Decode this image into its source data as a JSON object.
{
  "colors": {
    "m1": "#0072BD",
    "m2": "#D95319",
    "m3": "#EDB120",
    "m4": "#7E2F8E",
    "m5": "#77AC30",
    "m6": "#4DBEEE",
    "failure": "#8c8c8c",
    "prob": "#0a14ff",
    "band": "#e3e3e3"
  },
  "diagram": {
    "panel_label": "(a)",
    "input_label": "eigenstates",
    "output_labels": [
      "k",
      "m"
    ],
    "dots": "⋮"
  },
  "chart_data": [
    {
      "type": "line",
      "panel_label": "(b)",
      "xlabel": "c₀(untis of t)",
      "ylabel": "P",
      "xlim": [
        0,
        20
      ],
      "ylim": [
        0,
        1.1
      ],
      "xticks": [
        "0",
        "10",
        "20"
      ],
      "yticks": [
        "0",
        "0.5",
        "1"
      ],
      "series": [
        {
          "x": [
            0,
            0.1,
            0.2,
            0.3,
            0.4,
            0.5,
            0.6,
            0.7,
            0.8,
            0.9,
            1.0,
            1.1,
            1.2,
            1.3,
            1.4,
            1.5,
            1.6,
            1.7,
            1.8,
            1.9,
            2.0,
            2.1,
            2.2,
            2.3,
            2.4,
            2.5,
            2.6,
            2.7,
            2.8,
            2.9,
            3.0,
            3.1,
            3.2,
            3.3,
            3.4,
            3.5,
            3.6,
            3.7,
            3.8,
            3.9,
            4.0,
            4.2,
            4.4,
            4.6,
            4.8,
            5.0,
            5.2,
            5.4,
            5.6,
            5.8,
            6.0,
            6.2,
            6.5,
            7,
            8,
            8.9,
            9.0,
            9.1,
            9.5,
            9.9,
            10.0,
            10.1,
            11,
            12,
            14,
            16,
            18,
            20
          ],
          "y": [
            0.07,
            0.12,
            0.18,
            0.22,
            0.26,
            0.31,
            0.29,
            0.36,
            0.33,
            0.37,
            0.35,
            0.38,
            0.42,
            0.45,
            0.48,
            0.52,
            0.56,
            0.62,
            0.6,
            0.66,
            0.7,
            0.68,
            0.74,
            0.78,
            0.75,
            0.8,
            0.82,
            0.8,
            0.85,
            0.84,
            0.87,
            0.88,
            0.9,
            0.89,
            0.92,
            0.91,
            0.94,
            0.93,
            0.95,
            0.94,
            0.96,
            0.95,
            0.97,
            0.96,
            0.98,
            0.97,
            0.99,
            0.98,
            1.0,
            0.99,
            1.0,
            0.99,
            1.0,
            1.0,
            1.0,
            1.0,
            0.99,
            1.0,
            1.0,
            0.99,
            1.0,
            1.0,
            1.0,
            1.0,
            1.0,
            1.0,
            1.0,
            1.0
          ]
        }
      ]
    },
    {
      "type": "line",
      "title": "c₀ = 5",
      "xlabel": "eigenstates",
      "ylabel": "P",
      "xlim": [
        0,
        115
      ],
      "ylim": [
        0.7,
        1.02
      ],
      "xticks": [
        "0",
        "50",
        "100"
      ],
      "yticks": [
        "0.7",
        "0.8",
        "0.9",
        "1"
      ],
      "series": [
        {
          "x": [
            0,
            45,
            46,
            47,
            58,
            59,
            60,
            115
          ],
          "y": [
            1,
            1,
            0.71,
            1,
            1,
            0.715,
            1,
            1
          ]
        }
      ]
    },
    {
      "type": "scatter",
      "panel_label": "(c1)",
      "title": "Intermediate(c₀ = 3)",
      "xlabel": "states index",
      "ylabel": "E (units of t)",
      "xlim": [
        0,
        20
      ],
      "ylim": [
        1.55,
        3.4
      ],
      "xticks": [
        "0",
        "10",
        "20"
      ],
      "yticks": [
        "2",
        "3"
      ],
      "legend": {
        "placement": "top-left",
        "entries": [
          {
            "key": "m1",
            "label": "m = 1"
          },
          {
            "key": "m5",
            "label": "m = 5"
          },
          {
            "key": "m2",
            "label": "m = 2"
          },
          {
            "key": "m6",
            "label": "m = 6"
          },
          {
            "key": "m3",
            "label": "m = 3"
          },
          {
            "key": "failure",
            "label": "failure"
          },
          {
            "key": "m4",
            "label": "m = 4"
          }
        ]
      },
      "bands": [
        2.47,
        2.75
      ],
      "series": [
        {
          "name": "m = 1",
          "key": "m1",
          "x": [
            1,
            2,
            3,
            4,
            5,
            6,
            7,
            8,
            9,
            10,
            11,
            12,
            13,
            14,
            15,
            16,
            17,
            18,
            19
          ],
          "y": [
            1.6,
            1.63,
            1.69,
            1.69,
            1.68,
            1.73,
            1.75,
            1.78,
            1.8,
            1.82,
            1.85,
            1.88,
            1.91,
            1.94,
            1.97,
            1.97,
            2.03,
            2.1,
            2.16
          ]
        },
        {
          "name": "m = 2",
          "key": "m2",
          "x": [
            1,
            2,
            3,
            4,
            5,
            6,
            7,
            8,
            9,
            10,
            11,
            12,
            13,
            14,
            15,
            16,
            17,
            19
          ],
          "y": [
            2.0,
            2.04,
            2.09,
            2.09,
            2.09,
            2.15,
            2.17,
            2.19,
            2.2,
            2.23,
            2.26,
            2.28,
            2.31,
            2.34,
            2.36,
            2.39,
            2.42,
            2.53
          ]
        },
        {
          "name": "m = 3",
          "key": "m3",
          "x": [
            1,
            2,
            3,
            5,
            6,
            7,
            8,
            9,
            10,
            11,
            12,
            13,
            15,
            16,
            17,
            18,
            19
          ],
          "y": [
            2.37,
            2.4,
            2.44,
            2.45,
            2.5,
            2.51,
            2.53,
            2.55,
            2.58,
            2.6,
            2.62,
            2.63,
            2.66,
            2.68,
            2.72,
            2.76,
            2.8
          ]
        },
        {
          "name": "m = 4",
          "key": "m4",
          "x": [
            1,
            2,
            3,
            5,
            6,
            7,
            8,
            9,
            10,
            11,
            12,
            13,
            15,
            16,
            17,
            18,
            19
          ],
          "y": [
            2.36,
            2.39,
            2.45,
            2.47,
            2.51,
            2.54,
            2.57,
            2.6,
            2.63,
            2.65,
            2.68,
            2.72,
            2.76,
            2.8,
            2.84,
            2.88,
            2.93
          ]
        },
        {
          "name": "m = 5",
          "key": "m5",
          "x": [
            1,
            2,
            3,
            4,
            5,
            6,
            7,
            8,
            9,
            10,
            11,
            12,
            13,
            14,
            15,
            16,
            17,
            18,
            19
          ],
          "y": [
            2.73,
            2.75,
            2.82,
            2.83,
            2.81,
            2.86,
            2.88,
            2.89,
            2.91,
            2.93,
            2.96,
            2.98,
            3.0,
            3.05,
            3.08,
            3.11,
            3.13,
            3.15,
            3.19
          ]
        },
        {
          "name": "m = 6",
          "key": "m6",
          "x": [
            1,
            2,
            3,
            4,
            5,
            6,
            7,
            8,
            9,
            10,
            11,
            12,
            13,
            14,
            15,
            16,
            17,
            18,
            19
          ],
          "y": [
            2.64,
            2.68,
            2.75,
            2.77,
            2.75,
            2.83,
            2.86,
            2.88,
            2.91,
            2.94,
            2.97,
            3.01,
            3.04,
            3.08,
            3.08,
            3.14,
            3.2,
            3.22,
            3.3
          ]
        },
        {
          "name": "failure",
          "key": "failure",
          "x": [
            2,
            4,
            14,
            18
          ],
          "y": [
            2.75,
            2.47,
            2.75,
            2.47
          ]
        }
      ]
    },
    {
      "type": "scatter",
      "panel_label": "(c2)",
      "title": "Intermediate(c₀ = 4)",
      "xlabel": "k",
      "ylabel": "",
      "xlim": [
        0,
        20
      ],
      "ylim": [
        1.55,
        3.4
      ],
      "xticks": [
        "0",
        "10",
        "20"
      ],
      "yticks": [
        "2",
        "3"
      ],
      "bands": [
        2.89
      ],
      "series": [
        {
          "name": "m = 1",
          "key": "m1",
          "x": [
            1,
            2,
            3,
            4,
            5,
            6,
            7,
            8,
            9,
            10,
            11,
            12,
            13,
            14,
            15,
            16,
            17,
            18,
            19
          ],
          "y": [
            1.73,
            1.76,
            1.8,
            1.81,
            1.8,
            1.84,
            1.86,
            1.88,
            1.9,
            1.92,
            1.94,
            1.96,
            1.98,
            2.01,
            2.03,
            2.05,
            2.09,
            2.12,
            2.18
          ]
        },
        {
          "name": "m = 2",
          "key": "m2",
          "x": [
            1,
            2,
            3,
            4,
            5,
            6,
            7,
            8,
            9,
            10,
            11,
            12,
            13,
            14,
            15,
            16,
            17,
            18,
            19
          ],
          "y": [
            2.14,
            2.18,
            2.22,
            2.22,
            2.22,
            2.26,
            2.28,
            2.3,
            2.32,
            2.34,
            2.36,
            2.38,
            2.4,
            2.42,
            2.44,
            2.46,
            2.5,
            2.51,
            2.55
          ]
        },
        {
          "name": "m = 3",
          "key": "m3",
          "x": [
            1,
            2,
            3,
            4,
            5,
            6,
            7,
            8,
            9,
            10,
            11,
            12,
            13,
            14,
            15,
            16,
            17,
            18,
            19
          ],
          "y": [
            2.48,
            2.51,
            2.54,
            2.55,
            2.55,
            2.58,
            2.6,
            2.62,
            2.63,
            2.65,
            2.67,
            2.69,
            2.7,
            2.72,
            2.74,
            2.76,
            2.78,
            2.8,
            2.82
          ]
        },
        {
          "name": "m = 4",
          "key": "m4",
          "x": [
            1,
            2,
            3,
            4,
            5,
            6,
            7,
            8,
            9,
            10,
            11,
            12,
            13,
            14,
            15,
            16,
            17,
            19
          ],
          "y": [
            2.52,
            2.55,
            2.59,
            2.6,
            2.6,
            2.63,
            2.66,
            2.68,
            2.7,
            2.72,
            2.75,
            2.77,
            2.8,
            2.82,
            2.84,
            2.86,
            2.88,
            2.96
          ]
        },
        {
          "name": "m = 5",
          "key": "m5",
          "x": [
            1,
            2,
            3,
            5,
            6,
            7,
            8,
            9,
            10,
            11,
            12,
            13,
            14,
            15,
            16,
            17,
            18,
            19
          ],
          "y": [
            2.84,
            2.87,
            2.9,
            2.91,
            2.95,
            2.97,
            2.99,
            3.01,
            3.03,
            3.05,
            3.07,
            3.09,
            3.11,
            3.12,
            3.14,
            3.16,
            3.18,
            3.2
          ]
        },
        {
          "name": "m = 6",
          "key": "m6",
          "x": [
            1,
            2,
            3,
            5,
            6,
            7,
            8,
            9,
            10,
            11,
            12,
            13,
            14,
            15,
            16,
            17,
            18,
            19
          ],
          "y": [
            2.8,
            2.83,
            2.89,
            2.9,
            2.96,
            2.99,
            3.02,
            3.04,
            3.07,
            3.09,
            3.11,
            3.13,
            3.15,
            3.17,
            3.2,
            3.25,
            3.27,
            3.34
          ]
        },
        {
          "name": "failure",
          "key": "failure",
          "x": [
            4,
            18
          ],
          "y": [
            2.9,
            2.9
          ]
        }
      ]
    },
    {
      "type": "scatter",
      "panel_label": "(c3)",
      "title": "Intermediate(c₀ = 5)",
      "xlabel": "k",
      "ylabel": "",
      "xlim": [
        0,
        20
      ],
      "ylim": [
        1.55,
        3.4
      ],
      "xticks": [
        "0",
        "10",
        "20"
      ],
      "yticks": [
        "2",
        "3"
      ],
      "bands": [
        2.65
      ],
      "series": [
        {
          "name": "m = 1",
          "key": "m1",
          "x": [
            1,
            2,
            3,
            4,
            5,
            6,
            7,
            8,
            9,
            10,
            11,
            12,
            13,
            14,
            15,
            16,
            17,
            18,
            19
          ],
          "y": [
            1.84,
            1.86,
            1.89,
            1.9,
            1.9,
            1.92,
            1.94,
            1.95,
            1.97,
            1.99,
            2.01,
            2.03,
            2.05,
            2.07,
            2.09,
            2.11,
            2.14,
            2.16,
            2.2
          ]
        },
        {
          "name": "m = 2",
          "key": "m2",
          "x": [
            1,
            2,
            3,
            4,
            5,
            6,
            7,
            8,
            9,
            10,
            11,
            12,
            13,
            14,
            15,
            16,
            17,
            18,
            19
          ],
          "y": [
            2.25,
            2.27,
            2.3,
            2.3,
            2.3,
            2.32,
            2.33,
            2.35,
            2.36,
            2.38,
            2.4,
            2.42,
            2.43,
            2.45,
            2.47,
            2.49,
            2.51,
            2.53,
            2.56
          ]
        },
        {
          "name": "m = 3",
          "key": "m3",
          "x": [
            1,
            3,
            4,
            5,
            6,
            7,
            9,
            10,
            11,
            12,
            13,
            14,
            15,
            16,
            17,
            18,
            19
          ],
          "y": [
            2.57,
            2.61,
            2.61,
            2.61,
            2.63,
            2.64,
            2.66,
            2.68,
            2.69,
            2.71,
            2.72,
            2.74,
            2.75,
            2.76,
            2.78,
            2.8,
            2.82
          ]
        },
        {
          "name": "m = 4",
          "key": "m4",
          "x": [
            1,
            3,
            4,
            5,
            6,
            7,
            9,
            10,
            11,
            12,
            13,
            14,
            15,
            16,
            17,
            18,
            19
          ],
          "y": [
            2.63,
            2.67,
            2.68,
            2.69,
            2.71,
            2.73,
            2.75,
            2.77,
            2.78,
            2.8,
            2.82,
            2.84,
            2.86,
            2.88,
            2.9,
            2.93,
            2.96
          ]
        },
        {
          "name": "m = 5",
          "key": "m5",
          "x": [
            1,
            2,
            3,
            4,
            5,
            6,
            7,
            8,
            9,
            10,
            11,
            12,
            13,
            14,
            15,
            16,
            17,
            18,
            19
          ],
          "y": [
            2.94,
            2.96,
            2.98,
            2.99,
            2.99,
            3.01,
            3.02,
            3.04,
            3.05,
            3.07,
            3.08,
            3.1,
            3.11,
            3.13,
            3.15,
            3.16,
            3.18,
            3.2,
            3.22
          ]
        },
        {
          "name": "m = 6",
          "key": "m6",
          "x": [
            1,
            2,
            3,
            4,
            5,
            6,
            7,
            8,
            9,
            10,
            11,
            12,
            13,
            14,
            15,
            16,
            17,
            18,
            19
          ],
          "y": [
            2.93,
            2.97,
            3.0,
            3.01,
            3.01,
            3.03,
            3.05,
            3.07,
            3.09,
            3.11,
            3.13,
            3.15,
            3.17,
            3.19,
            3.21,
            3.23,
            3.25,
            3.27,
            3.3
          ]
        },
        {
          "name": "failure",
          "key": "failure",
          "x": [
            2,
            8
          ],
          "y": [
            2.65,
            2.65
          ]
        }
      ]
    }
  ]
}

Exercise description:
Some lines of the data may hold the word "title". Say how many do, with nothing else.

Task result:
4